Problem details - Check each line of the material. Copy those containing "database".

The input -

## START

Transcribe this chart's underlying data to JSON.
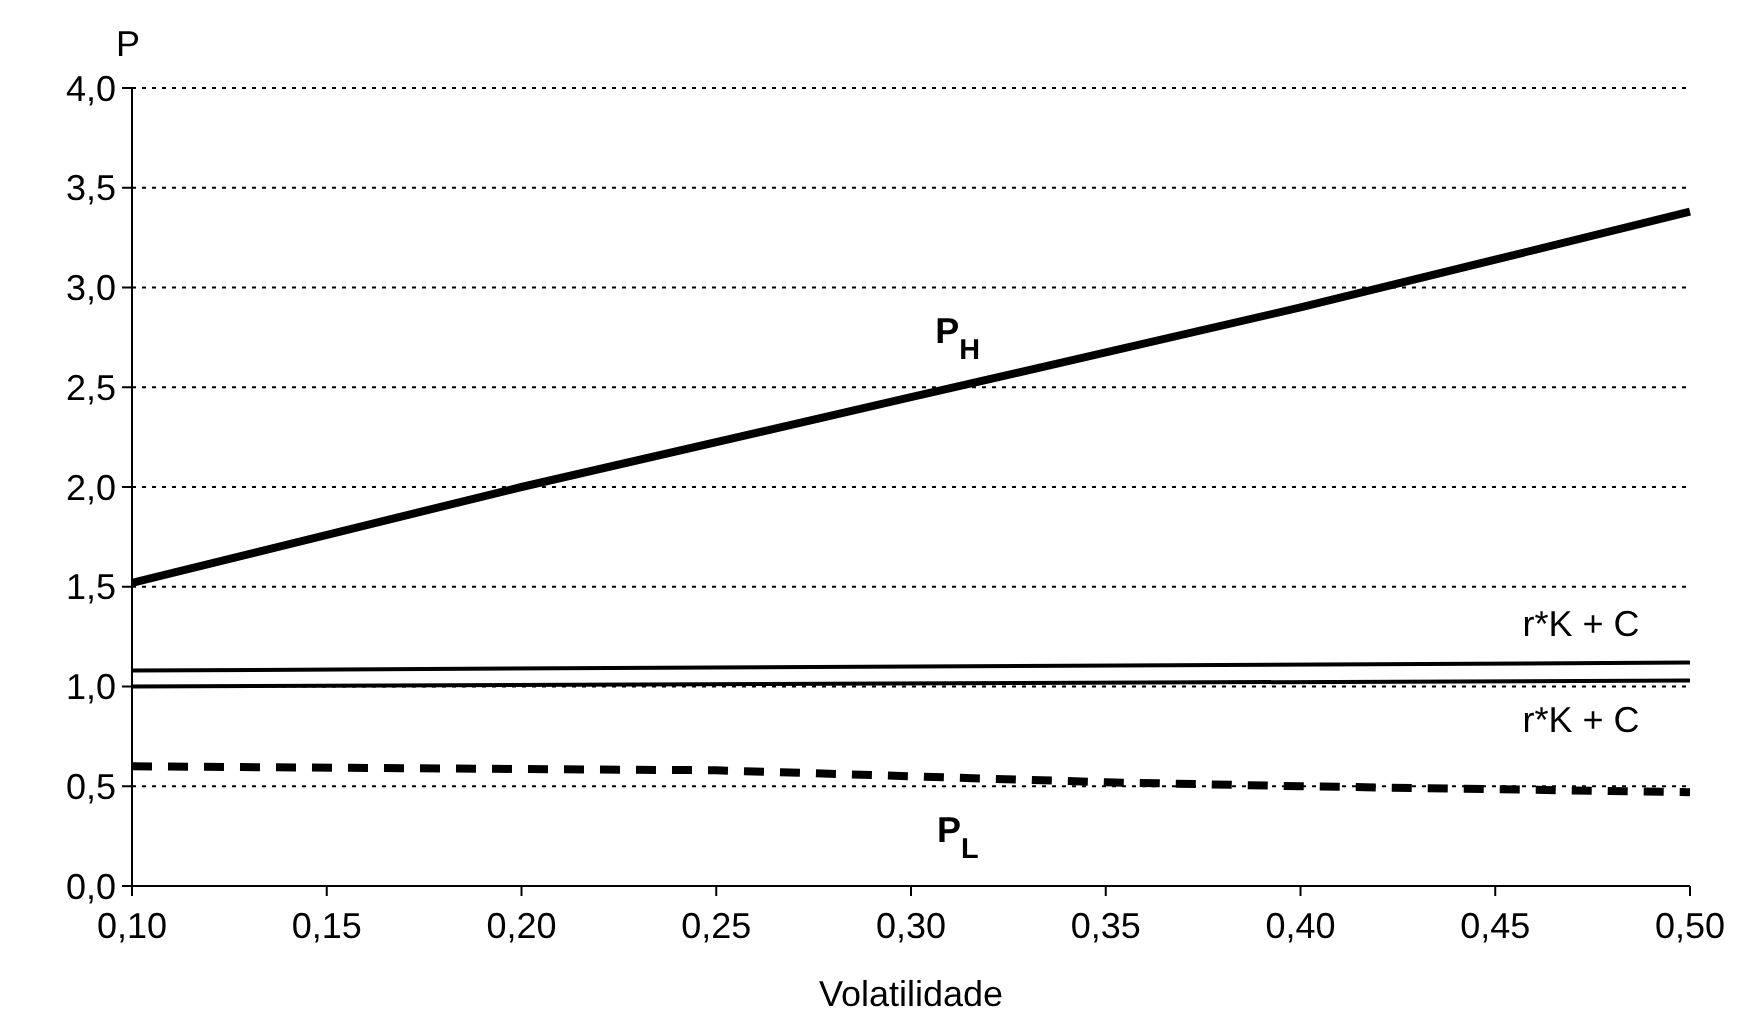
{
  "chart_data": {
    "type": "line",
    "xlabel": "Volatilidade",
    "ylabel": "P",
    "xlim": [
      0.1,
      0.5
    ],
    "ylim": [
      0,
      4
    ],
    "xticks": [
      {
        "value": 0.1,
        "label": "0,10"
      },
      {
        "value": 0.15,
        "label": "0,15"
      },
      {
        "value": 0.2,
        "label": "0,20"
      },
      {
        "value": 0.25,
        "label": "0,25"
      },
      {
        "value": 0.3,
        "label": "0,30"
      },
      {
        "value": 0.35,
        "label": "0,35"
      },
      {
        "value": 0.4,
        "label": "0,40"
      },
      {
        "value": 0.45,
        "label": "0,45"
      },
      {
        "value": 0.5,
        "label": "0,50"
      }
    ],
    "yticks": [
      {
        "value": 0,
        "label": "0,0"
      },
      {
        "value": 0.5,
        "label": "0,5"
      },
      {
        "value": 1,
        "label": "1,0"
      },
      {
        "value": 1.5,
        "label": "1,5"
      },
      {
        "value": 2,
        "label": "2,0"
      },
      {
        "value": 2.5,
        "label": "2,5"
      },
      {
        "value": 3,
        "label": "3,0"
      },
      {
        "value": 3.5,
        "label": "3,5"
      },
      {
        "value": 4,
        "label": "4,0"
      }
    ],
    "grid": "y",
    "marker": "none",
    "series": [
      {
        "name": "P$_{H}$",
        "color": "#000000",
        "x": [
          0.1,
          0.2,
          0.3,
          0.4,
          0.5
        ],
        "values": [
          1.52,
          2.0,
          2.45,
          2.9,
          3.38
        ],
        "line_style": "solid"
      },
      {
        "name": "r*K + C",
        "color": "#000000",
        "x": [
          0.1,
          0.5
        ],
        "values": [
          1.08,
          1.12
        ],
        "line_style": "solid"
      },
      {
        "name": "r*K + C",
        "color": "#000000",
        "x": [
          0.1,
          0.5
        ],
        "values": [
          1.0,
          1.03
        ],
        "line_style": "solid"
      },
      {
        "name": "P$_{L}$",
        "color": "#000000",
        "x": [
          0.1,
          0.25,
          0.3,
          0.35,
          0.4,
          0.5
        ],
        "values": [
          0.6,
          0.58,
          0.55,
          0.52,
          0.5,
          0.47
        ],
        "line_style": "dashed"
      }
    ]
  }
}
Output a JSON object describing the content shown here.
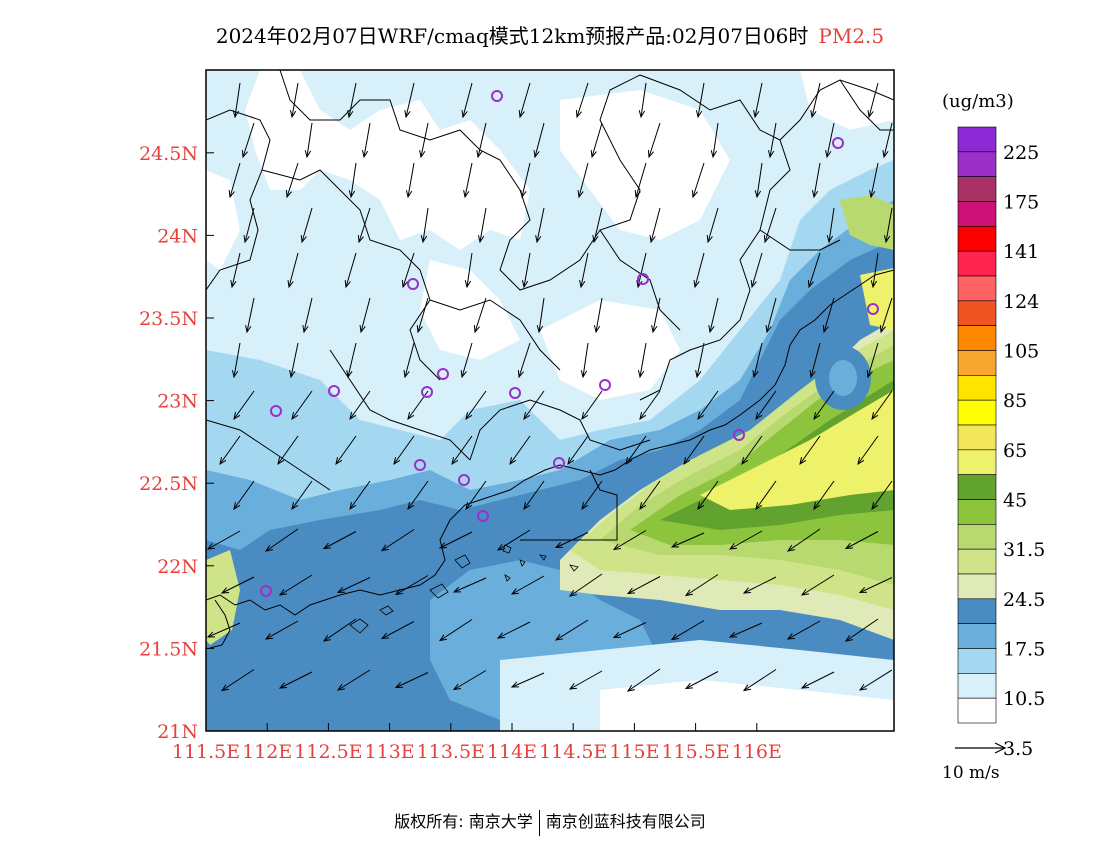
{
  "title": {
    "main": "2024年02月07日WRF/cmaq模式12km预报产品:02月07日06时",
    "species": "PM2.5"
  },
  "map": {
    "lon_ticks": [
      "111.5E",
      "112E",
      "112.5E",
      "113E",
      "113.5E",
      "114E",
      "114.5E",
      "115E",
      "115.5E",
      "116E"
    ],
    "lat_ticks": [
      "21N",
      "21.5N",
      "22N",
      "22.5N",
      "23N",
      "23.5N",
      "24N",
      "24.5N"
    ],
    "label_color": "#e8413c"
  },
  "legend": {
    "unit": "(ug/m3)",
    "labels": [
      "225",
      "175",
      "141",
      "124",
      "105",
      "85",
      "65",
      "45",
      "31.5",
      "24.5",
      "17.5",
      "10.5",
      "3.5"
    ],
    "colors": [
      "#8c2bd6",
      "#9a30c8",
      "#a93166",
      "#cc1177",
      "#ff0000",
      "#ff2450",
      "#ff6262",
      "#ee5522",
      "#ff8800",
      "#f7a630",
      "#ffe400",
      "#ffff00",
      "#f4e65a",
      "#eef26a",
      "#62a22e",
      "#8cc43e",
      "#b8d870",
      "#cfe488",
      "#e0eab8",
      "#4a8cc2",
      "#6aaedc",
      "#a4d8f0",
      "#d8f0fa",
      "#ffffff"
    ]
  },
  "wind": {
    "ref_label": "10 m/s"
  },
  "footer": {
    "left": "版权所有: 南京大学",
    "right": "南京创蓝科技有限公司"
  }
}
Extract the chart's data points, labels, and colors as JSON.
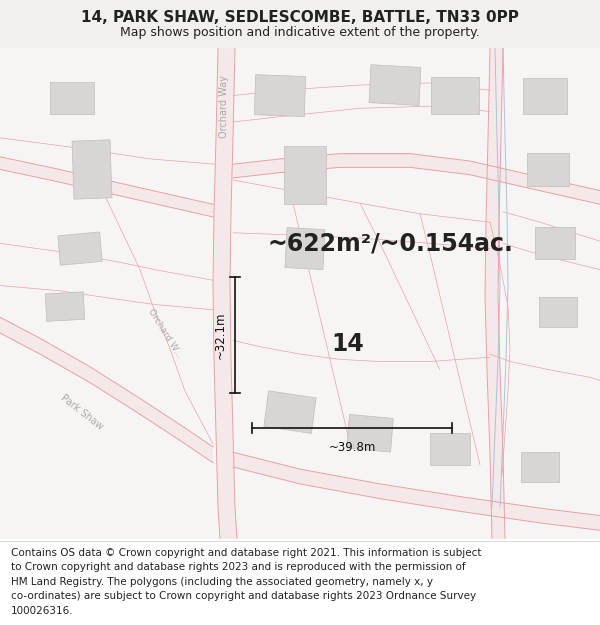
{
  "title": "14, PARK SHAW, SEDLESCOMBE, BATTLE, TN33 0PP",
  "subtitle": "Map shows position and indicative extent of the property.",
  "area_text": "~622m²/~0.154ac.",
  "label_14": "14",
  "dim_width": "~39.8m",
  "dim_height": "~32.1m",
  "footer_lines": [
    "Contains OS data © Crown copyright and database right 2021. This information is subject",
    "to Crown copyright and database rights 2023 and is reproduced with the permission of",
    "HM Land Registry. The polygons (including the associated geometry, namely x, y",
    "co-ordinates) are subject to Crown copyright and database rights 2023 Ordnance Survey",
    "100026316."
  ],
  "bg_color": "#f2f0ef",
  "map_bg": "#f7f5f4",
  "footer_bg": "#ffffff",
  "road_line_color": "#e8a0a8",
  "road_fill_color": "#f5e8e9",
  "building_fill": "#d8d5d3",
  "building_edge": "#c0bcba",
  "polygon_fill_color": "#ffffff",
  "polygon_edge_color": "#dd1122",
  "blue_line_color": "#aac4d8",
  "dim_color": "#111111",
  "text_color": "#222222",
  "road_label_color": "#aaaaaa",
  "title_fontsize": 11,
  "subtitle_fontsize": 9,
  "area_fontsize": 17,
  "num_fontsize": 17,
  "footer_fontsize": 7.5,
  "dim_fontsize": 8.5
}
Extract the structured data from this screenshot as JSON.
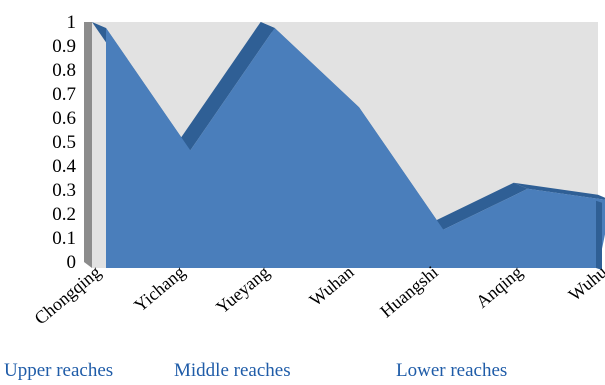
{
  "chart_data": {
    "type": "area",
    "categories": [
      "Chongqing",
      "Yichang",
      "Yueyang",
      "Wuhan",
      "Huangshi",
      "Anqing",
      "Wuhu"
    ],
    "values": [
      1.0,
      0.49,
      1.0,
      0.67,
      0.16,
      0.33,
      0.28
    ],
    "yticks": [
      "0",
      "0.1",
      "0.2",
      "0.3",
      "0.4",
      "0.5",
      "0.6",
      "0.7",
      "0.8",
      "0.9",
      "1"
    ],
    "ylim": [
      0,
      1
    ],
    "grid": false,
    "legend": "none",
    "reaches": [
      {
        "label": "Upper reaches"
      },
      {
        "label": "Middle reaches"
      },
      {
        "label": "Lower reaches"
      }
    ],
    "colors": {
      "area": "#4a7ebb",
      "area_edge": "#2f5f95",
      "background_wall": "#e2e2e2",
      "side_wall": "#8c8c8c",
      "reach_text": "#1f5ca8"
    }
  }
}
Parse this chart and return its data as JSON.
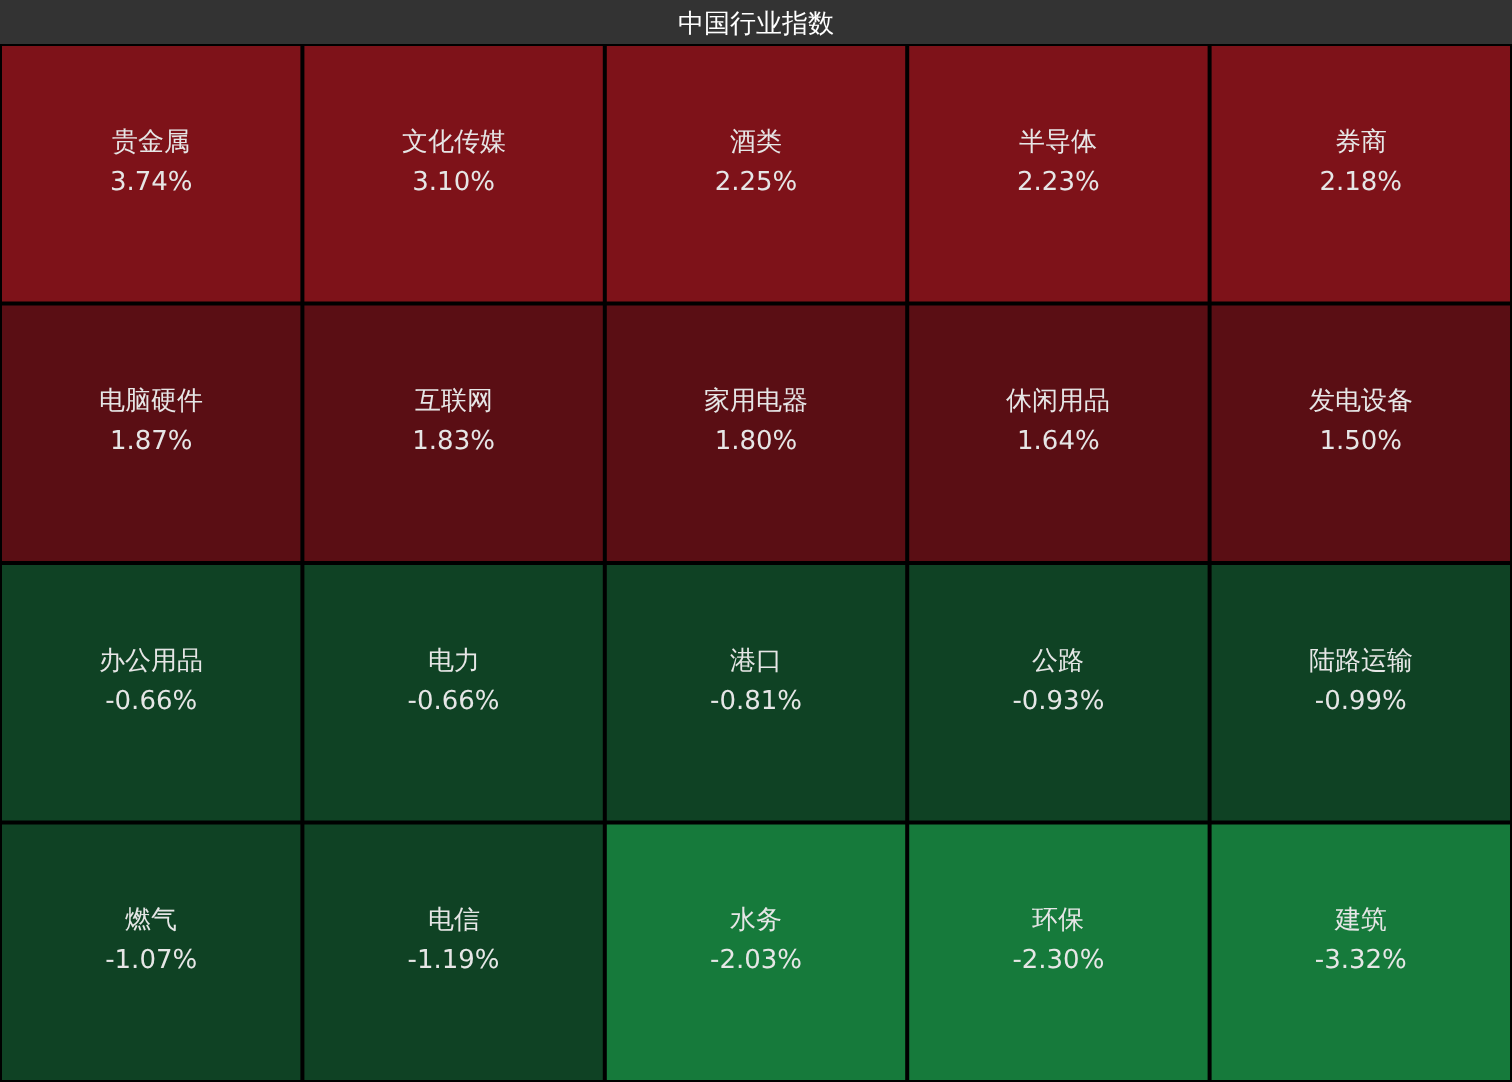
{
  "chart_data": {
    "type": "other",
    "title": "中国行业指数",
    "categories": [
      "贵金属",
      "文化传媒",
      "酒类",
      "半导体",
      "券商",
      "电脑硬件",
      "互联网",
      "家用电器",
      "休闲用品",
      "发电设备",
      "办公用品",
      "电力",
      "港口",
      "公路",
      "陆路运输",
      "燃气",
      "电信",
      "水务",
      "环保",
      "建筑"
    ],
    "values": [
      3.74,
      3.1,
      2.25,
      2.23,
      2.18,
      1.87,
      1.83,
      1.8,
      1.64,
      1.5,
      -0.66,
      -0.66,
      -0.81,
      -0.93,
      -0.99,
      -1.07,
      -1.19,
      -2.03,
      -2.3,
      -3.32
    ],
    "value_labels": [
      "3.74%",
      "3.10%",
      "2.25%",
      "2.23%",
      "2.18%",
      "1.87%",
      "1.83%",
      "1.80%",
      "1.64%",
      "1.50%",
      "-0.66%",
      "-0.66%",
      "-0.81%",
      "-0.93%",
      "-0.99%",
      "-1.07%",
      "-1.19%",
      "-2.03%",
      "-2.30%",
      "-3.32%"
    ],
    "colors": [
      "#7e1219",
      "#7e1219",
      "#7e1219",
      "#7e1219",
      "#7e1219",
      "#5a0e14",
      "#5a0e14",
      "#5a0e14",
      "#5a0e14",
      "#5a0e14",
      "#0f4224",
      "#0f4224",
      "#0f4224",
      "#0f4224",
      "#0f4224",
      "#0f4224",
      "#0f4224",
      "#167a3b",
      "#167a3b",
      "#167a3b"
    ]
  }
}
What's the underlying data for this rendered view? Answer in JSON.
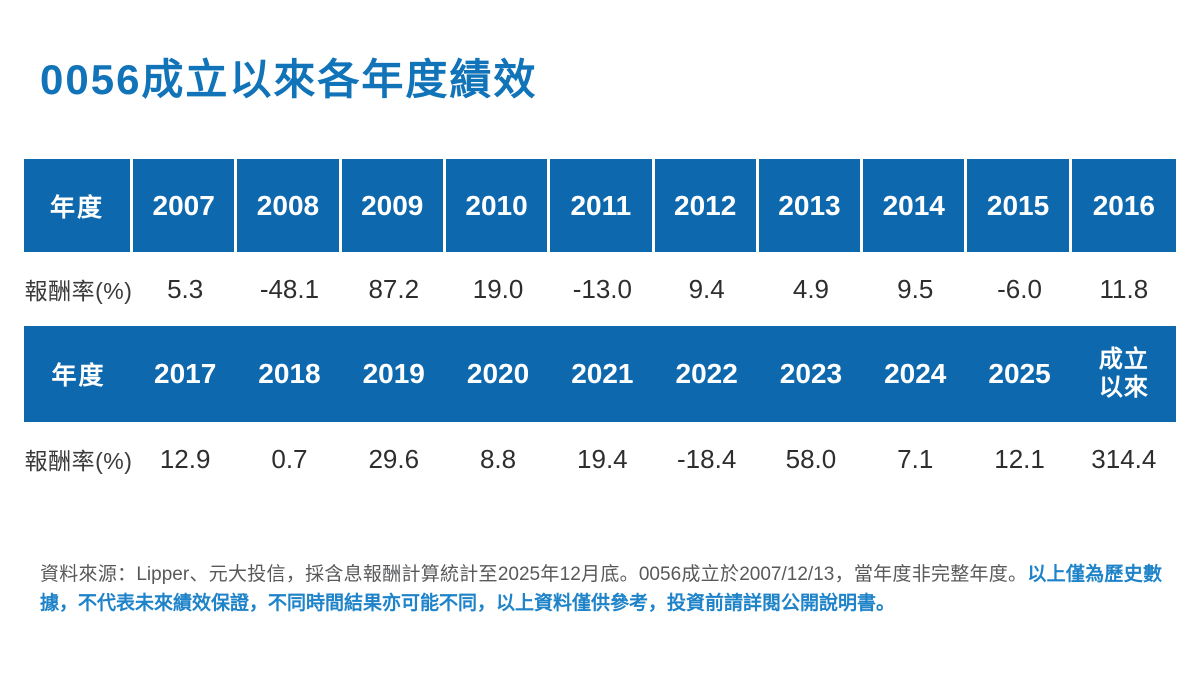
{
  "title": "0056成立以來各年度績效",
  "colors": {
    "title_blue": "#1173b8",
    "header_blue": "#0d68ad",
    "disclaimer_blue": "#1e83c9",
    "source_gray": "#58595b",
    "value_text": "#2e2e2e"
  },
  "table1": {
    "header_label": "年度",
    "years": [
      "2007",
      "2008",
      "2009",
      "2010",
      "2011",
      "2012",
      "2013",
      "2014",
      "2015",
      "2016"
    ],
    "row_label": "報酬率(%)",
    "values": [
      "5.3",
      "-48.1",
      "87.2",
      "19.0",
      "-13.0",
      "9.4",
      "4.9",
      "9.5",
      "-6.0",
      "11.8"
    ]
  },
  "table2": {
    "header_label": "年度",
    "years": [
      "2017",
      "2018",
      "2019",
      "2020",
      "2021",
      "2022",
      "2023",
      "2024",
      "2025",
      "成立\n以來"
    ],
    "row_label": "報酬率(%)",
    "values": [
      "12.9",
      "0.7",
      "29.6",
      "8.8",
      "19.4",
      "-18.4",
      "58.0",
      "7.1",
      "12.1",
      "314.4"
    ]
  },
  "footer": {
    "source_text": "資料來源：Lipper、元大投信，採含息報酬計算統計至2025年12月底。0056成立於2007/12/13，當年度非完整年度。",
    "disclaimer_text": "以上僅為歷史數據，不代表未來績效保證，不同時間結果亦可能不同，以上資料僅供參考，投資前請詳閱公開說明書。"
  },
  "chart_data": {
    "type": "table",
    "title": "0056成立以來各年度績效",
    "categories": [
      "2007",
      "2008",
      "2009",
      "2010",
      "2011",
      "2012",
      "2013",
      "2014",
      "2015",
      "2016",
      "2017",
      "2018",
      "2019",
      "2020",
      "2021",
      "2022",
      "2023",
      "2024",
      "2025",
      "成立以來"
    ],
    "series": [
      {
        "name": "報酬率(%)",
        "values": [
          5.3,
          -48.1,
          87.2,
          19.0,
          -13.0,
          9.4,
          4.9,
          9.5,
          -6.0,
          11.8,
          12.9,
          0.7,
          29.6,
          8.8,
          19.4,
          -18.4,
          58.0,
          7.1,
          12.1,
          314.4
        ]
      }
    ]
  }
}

## END

The completed task -
    "Contains OS data © Crown copyright and database right 2021. This information is subject",
    "to Crown copyright and database rights 2023 and is reproduced with the permission of",
    "co-ordinates) are subject to Crown copyright and database rights 2023 Ordnance Survey",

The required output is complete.